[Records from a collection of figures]
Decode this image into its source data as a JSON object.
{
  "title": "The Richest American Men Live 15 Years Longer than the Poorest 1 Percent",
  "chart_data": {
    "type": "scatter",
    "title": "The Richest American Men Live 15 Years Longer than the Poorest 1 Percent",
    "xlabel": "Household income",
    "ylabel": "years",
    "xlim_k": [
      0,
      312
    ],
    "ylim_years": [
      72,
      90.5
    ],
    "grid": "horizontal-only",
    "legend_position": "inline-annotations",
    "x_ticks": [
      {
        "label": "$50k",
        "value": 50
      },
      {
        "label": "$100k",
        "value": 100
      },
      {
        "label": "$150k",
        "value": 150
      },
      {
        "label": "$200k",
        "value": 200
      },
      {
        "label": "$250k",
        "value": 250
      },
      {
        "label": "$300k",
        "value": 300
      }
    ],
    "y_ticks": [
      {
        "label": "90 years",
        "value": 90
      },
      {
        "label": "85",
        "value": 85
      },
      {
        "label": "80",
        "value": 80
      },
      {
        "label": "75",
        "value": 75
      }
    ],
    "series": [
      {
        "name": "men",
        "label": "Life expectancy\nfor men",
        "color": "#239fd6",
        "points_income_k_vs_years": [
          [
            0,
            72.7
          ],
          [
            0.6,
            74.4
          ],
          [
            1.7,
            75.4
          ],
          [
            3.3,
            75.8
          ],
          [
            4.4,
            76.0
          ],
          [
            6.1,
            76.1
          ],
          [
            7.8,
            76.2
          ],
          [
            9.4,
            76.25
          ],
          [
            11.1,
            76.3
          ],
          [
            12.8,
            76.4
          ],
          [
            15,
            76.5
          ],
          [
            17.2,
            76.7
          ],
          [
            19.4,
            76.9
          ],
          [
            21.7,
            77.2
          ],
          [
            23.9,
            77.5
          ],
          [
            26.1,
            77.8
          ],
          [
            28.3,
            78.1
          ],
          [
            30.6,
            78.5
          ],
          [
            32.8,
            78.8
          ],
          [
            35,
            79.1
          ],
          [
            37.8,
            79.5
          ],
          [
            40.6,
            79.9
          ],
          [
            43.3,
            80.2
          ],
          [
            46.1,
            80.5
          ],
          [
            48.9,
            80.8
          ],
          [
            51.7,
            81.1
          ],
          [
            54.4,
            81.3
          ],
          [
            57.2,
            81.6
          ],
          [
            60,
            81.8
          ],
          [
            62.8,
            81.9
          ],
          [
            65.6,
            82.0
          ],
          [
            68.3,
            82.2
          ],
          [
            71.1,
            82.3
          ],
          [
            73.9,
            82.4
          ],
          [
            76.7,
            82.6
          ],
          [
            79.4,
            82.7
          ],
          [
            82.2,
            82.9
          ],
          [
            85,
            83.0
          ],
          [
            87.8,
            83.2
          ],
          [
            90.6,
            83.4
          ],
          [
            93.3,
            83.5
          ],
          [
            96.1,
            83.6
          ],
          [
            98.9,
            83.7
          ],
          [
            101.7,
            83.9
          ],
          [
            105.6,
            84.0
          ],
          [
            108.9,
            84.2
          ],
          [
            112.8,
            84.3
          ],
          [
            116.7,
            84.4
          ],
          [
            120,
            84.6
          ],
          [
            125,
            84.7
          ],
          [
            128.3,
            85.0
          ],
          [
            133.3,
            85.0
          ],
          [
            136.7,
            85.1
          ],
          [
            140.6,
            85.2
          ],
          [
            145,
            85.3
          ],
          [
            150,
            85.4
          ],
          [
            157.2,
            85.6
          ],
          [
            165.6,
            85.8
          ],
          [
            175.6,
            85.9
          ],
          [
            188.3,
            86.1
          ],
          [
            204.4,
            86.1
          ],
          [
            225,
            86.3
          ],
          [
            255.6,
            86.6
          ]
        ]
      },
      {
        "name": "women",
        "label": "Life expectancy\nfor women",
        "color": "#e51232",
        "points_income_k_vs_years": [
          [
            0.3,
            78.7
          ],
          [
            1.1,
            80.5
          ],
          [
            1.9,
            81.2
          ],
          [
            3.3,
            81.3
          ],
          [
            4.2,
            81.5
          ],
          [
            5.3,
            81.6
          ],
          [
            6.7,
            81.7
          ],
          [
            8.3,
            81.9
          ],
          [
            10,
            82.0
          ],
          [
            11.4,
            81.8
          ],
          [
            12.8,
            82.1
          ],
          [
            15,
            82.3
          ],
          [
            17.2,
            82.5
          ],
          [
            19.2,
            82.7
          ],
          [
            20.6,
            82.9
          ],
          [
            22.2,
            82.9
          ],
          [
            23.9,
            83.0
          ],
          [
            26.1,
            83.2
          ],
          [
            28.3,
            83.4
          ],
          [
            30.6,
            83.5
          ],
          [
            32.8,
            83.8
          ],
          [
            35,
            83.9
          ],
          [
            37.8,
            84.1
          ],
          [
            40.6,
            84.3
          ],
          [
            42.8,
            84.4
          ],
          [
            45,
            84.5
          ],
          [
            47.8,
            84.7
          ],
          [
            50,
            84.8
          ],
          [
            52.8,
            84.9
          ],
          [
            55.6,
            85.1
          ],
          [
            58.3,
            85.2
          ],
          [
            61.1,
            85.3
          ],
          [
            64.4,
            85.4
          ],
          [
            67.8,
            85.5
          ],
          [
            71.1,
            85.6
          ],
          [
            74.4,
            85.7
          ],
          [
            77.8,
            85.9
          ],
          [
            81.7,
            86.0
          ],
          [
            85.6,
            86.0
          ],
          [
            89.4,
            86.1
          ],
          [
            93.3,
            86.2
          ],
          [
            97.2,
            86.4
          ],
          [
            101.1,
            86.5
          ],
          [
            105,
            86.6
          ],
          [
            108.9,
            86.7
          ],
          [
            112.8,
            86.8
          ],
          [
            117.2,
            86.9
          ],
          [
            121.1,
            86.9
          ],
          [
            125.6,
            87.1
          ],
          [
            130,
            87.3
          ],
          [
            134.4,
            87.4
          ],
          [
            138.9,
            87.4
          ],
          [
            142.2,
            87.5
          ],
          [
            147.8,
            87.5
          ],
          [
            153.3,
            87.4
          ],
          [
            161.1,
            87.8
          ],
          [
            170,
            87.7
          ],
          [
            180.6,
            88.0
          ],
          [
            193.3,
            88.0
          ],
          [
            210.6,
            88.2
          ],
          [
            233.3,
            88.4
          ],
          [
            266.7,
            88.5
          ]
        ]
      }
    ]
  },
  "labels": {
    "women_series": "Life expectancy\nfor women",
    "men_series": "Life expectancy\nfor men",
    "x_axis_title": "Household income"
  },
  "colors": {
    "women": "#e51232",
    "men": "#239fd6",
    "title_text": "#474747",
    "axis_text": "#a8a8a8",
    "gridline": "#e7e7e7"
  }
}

Set exercise → Above are some records; extract every one of them exactly.

Answer to the exercise →
Decode this image into its source data as a JSON object.
{
  "title": "The Richest American Men Live 15 Years Longer than the Poorest 1 Percent",
  "chart_data": {
    "type": "scatter",
    "title": "The Richest American Men Live 15 Years Longer than the Poorest 1 Percent",
    "xlabel": "Household income",
    "ylabel": "years",
    "xlim_k": [
      0,
      312
    ],
    "ylim_years": [
      72,
      90.5
    ],
    "grid": "horizontal-only",
    "legend_position": "inline-annotations",
    "x_ticks": [
      {
        "label": "$50k",
        "value": 50
      },
      {
        "label": "$100k",
        "value": 100
      },
      {
        "label": "$150k",
        "value": 150
      },
      {
        "label": "$200k",
        "value": 200
      },
      {
        "label": "$250k",
        "value": 250
      },
      {
        "label": "$300k",
        "value": 300
      }
    ],
    "y_ticks": [
      {
        "label": "90 years",
        "value": 90
      },
      {
        "label": "85",
        "value": 85
      },
      {
        "label": "80",
        "value": 80
      },
      {
        "label": "75",
        "value": 75
      }
    ],
    "series": [
      {
        "name": "men",
        "label": "Life expectancy\nfor men",
        "color": "#239fd6",
        "points_income_k_vs_years": [
          [
            0,
            72.7
          ],
          [
            0.6,
            74.4
          ],
          [
            1.7,
            75.4
          ],
          [
            3.3,
            75.8
          ],
          [
            4.4,
            76.0
          ],
          [
            6.1,
            76.1
          ],
          [
            7.8,
            76.2
          ],
          [
            9.4,
            76.25
          ],
          [
            11.1,
            76.3
          ],
          [
            12.8,
            76.4
          ],
          [
            15,
            76.5
          ],
          [
            17.2,
            76.7
          ],
          [
            19.4,
            76.9
          ],
          [
            21.7,
            77.2
          ],
          [
            23.9,
            77.5
          ],
          [
            26.1,
            77.8
          ],
          [
            28.3,
            78.1
          ],
          [
            30.6,
            78.5
          ],
          [
            32.8,
            78.8
          ],
          [
            35,
            79.1
          ],
          [
            37.8,
            79.5
          ],
          [
            40.6,
            79.9
          ],
          [
            43.3,
            80.2
          ],
          [
            46.1,
            80.5
          ],
          [
            48.9,
            80.8
          ],
          [
            51.7,
            81.1
          ],
          [
            54.4,
            81.3
          ],
          [
            57.2,
            81.6
          ],
          [
            60,
            81.8
          ],
          [
            62.8,
            81.9
          ],
          [
            65.6,
            82.0
          ],
          [
            68.3,
            82.2
          ],
          [
            71.1,
            82.3
          ],
          [
            73.9,
            82.4
          ],
          [
            76.7,
            82.6
          ],
          [
            79.4,
            82.7
          ],
          [
            82.2,
            82.9
          ],
          [
            85,
            83.0
          ],
          [
            87.8,
            83.2
          ],
          [
            90.6,
            83.4
          ],
          [
            93.3,
            83.5
          ],
          [
            96.1,
            83.6
          ],
          [
            98.9,
            83.7
          ],
          [
            101.7,
            83.9
          ],
          [
            105.6,
            84.0
          ],
          [
            108.9,
            84.2
          ],
          [
            112.8,
            84.3
          ],
          [
            116.7,
            84.4
          ],
          [
            120,
            84.6
          ],
          [
            125,
            84.7
          ],
          [
            128.3,
            85.0
          ],
          [
            133.3,
            85.0
          ],
          [
            136.7,
            85.1
          ],
          [
            140.6,
            85.2
          ],
          [
            145,
            85.3
          ],
          [
            150,
            85.4
          ],
          [
            157.2,
            85.6
          ],
          [
            165.6,
            85.8
          ],
          [
            175.6,
            85.9
          ],
          [
            188.3,
            86.1
          ],
          [
            204.4,
            86.1
          ],
          [
            225,
            86.3
          ],
          [
            255.6,
            86.6
          ]
        ]
      },
      {
        "name": "women",
        "label": "Life expectancy\nfor women",
        "color": "#e51232",
        "points_income_k_vs_years": [
          [
            0.3,
            78.7
          ],
          [
            1.1,
            80.5
          ],
          [
            1.9,
            81.2
          ],
          [
            3.3,
            81.3
          ],
          [
            4.2,
            81.5
          ],
          [
            5.3,
            81.6
          ],
          [
            6.7,
            81.7
          ],
          [
            8.3,
            81.9
          ],
          [
            10,
            82.0
          ],
          [
            11.4,
            81.8
          ],
          [
            12.8,
            82.1
          ],
          [
            15,
            82.3
          ],
          [
            17.2,
            82.5
          ],
          [
            19.2,
            82.7
          ],
          [
            20.6,
            82.9
          ],
          [
            22.2,
            82.9
          ],
          [
            23.9,
            83.0
          ],
          [
            26.1,
            83.2
          ],
          [
            28.3,
            83.4
          ],
          [
            30.6,
            83.5
          ],
          [
            32.8,
            83.8
          ],
          [
            35,
            83.9
          ],
          [
            37.8,
            84.1
          ],
          [
            40.6,
            84.3
          ],
          [
            42.8,
            84.4
          ],
          [
            45,
            84.5
          ],
          [
            47.8,
            84.7
          ],
          [
            50,
            84.8
          ],
          [
            52.8,
            84.9
          ],
          [
            55.6,
            85.1
          ],
          [
            58.3,
            85.2
          ],
          [
            61.1,
            85.3
          ],
          [
            64.4,
            85.4
          ],
          [
            67.8,
            85.5
          ],
          [
            71.1,
            85.6
          ],
          [
            74.4,
            85.7
          ],
          [
            77.8,
            85.9
          ],
          [
            81.7,
            86.0
          ],
          [
            85.6,
            86.0
          ],
          [
            89.4,
            86.1
          ],
          [
            93.3,
            86.2
          ],
          [
            97.2,
            86.4
          ],
          [
            101.1,
            86.5
          ],
          [
            105,
            86.6
          ],
          [
            108.9,
            86.7
          ],
          [
            112.8,
            86.8
          ],
          [
            117.2,
            86.9
          ],
          [
            121.1,
            86.9
          ],
          [
            125.6,
            87.1
          ],
          [
            130,
            87.3
          ],
          [
            134.4,
            87.4
          ],
          [
            138.9,
            87.4
          ],
          [
            142.2,
            87.5
          ],
          [
            147.8,
            87.5
          ],
          [
            153.3,
            87.4
          ],
          [
            161.1,
            87.8
          ],
          [
            170,
            87.7
          ],
          [
            180.6,
            88.0
          ],
          [
            193.3,
            88.0
          ],
          [
            210.6,
            88.2
          ],
          [
            233.3,
            88.4
          ],
          [
            266.7,
            88.5
          ]
        ]
      }
    ]
  },
  "labels": {
    "women_series": "Life expectancy\nfor women",
    "men_series": "Life expectancy\nfor men",
    "x_axis_title": "Household income"
  },
  "colors": {
    "women": "#e51232",
    "men": "#239fd6",
    "title_text": "#474747",
    "axis_text": "#a8a8a8",
    "gridline": "#e7e7e7"
  }
}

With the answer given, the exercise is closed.